◆ **Instructions to follow**:
Count the lines below that contain the word "жизни" and give only that number.

◆ **Rows**:
** Begin **

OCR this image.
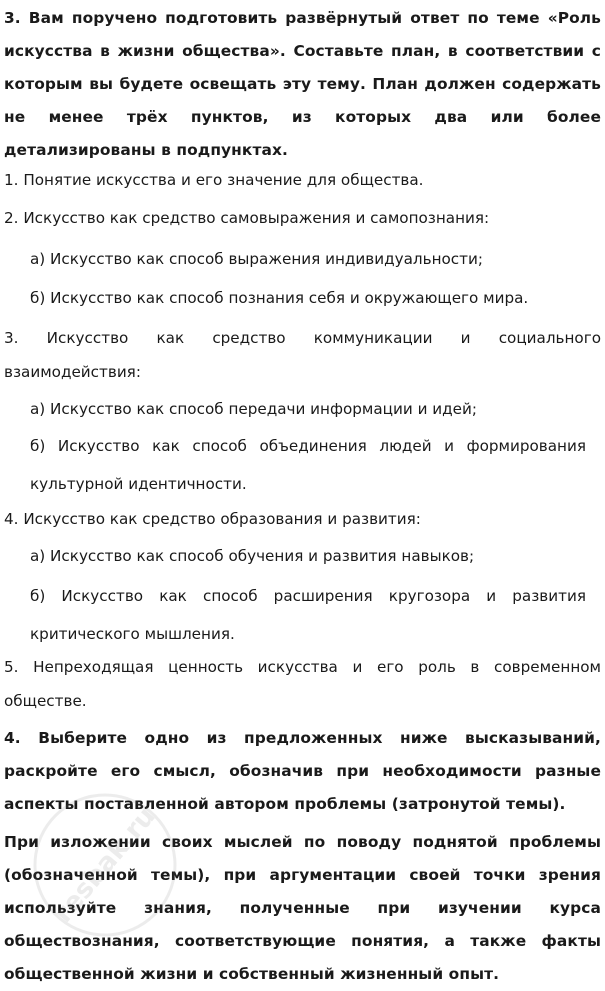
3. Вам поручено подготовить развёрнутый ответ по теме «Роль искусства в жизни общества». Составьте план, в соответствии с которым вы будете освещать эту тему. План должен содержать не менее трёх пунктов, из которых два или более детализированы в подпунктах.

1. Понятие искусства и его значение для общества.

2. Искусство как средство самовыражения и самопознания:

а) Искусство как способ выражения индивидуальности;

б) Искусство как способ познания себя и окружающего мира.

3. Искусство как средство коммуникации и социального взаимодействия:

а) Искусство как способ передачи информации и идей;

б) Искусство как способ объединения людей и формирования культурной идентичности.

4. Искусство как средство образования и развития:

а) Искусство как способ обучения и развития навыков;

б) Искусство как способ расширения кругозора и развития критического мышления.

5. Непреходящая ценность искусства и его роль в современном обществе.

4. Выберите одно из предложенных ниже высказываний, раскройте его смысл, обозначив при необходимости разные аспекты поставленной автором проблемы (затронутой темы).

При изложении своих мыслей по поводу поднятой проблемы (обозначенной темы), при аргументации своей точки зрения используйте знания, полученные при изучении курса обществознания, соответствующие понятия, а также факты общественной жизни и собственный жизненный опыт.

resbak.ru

** End **
** Begin **

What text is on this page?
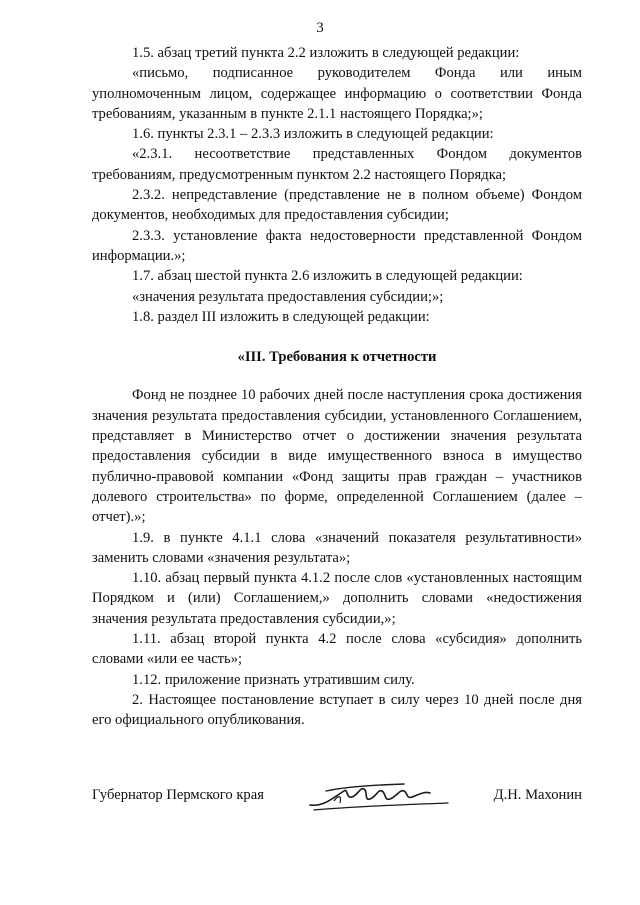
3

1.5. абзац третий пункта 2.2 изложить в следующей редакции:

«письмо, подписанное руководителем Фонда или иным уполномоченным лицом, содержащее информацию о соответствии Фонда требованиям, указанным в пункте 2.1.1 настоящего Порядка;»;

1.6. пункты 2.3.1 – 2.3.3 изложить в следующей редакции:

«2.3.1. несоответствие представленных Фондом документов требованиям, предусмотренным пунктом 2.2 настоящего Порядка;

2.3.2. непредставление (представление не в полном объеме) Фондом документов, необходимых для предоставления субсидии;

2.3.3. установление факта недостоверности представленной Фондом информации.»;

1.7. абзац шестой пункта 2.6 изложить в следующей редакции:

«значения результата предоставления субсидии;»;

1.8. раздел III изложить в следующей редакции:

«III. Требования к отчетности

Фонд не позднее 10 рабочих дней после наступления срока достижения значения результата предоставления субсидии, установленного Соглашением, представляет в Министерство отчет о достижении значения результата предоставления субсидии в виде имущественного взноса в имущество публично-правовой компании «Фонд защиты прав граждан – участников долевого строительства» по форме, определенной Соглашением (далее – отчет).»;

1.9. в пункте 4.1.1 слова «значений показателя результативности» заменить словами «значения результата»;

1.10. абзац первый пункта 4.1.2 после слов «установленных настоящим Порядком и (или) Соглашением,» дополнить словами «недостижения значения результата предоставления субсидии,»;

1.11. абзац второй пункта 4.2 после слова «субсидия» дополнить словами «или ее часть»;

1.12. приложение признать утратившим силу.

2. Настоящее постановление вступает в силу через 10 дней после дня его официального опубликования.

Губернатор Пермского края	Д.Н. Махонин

** End **

◆ **Correct result**:
2